_Textauszug_
Das Klinkum Stuttgart hat mehrere Baustellen. Es gilt, die Vorgänge aufzuarbeiten, die zu Millionenverlusten in der Auslandsabteilung geführt haben. Foto: Lichtgut/Leif Piechowski

Die Auslandsabteilung des Klinikums Stuttgart hat Millionen in den Sand gesetzt. Offenbar wurde über Jahre über hohe Geldbeträge freihändig verfügt. Die SPD fordert Aufklärung und will die Verantwortlichen benannt haben.

STUTTGART - Im Skandal um Millionenverluste des Klinikums Stuttgart bei dessen Aktivitäten für ausländische Kunden und im Ausland verschärft die SPD im Gemeinderat die Tonlage. „Die Misswirtschaft hat eine solche Dimension erreicht, dass wir uns einen Antrag zur Einsetzung eines Ausschusses zur Akteneinsicht im Krankenhausausschuss vorbehalten“, schreiben die Sozialdemokraten in einem Antrag. Die Arbeit der Auslandsabteilung (International Unit/IU) sei wiederholt Thema im Krankenhausausschuss gewesen, sagt Stadträtin Maria Hackl. Dazu gab es Berichte. Nun stelle sich die Frage, „was bei diesen verschwiegen worden ist“. Die Verantwortlichen hätten wiederholt den Eindruck vermittelt, dass sie alles im Griff hätten. Noch im Dezember 2015 seien Probleme klein geredet worden.

Die SPD will nun wissen, wer für was in der International Unit zuständig war, über welche Konten die Millionensummen flossen, „da offensichtlich das klinikinterne Controlling über Jahre hinweg entweder nichts bemerkte oder wegschaute“. Gefragt wird auch, von wem die Verträge mit Libyen und Kuwait initiiert wurden und was seit 2014, als das Rechnungsprüfungsamt die Probleme benannte, getan wurde. Die Stadt prüft mögliche Ansprüche gegen Beteiligte.

_Datenauszüge_
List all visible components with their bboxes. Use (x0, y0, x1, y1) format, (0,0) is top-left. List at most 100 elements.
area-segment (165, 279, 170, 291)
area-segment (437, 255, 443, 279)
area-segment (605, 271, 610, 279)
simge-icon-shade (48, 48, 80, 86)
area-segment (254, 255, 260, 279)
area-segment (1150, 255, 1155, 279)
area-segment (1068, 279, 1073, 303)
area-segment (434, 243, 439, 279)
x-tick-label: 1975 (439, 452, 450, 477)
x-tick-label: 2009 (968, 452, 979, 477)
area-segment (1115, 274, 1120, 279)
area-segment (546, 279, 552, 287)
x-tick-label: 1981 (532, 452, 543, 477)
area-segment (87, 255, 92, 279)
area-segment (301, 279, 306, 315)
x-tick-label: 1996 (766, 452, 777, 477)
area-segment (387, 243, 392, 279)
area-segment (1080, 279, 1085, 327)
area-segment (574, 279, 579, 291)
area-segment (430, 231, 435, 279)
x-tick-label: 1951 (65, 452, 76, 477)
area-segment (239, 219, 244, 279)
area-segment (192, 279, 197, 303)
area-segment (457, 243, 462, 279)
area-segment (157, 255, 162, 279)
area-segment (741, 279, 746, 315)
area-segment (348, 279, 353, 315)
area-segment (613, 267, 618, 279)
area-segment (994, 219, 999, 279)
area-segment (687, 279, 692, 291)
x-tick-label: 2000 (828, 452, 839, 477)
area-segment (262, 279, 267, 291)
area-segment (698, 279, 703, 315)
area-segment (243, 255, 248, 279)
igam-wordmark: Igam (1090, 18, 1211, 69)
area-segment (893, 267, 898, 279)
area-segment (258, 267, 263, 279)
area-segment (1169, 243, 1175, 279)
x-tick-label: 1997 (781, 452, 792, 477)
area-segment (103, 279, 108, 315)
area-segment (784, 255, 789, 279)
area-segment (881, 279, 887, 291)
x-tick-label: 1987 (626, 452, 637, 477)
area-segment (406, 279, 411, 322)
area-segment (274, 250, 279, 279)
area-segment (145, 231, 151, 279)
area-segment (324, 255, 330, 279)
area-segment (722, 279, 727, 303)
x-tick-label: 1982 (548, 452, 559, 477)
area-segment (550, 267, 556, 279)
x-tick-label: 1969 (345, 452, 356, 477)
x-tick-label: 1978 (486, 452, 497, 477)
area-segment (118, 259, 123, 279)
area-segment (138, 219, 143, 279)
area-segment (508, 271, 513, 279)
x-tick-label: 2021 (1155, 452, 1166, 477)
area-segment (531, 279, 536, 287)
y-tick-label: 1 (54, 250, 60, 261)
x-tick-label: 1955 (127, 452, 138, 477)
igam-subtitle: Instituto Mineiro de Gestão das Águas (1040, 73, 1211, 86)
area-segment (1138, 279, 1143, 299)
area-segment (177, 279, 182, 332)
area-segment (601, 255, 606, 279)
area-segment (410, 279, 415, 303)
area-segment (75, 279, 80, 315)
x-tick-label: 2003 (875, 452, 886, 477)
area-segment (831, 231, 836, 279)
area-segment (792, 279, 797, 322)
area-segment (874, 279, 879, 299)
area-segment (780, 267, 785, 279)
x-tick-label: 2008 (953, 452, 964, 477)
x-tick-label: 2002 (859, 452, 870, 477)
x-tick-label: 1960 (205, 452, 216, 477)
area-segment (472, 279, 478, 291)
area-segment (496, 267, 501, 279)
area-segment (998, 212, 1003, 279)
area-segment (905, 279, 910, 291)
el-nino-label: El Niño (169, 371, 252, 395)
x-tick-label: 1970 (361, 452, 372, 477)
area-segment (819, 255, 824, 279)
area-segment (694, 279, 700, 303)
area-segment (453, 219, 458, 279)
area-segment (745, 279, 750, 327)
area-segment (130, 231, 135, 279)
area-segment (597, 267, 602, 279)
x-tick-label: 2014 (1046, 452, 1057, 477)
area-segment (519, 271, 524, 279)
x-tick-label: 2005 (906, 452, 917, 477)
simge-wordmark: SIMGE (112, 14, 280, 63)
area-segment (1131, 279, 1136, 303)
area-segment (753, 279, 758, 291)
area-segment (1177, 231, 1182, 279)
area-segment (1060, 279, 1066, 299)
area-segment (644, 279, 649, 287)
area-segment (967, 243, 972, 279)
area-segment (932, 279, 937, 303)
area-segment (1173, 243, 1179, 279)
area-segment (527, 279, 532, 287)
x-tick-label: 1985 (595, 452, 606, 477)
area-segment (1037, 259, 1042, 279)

_Arbeitsanweisung_
Bitte schreiben Sie aus dem Textauszug über das Klinikum Stuttgart die Stelle von „Das Klinkum Stuttgart“ bis einschließlich „Verantwortlichen benannt haben.“ wortgetreu ab. Die Datensätze spielen hierfür keine Rolle.

_Lösung_
Das Klinkum Stuttgart hat mehrere Baustellen. Es gilt, die Vorgänge aufzuarbeiten, die zu Millionenverlusten in der Auslandsabteilung geführt haben. Foto: Lichtgut/Leif Piechowski

Die Auslandsabteilung des Klinikums Stuttgart hat Millionen in den Sand gesetzt. Offenbar wurde über Jahre über hohe Geldbeträge freihändig verfügt. Die SPD fordert Aufklärung und will die Verantwortlichen benannt haben.